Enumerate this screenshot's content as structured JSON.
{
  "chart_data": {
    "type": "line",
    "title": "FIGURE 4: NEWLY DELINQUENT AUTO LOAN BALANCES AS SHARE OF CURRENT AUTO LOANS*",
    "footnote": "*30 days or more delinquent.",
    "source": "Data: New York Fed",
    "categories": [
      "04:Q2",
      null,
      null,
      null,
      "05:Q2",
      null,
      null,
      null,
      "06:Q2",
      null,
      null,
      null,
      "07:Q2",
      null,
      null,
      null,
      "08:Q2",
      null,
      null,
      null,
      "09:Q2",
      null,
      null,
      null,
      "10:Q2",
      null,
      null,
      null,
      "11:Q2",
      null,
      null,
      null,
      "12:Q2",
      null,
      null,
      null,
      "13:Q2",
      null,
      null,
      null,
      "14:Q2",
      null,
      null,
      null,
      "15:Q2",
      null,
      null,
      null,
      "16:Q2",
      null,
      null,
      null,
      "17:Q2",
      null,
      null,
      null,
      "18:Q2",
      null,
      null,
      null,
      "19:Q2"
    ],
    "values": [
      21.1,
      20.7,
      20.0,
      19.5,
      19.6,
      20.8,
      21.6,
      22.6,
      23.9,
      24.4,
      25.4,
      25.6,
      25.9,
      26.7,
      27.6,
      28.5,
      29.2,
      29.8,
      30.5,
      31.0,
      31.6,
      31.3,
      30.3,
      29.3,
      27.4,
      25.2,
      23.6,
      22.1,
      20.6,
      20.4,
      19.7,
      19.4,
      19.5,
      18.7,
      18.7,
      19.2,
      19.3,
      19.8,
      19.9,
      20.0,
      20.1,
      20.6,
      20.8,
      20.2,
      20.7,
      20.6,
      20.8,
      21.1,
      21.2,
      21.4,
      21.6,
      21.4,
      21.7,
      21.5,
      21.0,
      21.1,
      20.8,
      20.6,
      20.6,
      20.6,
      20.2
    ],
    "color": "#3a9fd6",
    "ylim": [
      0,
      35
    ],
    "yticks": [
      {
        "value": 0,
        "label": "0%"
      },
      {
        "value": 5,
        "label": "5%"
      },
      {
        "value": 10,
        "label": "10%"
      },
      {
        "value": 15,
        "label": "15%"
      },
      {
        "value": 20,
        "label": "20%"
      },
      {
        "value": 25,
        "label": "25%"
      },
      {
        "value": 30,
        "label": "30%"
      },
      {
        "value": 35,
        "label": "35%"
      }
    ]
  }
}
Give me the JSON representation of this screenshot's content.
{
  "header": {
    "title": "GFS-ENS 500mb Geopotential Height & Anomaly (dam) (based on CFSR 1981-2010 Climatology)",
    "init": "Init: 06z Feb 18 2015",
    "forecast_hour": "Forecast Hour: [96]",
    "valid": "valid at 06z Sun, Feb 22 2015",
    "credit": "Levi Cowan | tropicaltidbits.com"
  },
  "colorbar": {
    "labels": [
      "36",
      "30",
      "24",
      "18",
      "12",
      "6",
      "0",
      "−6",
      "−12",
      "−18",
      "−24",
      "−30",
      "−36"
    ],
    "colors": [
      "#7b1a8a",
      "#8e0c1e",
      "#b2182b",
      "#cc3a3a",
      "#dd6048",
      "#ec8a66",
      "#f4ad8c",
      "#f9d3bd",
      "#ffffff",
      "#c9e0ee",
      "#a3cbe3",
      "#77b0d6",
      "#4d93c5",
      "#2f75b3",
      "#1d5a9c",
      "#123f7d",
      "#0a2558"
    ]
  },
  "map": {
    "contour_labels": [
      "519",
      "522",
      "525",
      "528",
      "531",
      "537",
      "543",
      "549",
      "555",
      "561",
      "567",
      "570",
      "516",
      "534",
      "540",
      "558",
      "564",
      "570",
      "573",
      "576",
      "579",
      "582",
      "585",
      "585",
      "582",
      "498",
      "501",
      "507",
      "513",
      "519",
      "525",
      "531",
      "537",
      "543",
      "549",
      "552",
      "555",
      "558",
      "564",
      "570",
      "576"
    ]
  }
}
· · · ·
Copy out every line in the entries above that holds "JSON".

Enumerate this screenshot's content as structured JSON.
Give me the JSON representation of this screenshot's content.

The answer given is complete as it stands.